Below are records; state how many of their lines hold the word "TRIPLE", and give only the figure.

☆ ☆ ☆ ☆ ☆ ☆ ☆

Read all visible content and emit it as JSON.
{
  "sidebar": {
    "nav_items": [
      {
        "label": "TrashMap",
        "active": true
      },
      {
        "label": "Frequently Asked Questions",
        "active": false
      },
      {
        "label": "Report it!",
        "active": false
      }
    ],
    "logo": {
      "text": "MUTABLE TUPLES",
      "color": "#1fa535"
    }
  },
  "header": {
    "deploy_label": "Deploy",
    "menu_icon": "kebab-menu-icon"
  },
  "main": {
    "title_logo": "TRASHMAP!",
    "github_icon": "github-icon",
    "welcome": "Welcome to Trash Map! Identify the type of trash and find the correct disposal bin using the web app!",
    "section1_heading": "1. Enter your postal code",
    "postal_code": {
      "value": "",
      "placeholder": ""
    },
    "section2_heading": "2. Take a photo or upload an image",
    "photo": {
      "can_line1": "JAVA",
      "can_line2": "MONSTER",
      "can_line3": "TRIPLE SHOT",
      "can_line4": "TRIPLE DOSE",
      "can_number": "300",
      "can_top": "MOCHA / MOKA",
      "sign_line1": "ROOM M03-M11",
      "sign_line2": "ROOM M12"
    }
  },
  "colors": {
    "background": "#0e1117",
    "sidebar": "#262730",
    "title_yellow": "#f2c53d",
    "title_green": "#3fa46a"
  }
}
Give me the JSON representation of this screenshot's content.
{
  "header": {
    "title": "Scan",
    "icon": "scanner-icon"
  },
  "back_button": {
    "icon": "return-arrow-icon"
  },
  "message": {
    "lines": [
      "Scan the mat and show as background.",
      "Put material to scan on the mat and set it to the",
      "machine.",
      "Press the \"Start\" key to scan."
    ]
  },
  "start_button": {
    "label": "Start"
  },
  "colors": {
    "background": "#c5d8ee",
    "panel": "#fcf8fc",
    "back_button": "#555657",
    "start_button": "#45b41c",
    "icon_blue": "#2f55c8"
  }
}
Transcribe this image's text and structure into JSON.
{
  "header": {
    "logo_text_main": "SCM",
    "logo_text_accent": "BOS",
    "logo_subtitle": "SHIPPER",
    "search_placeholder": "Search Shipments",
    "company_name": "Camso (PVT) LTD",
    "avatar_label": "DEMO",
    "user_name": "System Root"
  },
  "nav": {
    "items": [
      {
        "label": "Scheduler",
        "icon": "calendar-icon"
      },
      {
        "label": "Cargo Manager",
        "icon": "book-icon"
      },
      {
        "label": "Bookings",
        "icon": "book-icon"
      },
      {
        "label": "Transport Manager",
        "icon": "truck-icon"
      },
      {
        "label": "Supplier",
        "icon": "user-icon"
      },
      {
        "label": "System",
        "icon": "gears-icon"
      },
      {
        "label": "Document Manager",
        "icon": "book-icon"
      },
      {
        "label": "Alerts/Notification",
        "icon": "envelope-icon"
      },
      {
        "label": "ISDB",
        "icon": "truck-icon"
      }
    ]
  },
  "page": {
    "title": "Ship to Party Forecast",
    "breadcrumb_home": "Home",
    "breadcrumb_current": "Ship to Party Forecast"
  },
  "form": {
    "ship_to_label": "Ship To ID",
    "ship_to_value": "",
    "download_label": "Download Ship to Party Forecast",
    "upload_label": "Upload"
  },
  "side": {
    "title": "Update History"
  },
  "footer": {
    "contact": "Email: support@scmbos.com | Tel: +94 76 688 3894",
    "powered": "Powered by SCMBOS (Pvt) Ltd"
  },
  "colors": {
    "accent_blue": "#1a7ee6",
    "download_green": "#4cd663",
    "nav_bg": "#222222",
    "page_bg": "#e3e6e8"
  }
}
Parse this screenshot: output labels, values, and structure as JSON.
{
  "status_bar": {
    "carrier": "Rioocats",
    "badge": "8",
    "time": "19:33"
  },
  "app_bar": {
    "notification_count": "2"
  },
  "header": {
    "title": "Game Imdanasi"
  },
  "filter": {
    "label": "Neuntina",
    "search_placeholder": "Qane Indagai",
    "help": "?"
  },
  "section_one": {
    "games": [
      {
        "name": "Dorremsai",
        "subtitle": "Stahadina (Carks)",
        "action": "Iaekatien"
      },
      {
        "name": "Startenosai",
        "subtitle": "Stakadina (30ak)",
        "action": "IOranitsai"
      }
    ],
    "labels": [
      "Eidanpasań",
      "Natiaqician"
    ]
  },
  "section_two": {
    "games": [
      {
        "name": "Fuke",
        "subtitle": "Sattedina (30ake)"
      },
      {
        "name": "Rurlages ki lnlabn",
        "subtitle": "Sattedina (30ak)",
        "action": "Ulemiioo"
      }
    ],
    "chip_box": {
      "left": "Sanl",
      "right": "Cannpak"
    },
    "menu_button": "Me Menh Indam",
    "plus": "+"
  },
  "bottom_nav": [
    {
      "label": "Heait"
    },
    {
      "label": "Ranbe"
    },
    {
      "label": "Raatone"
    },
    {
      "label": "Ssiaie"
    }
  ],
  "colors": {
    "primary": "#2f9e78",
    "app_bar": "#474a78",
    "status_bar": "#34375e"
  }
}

☆ ☆ ☆ ☆ ☆ ☆ ☆

■ Finished answer ■
2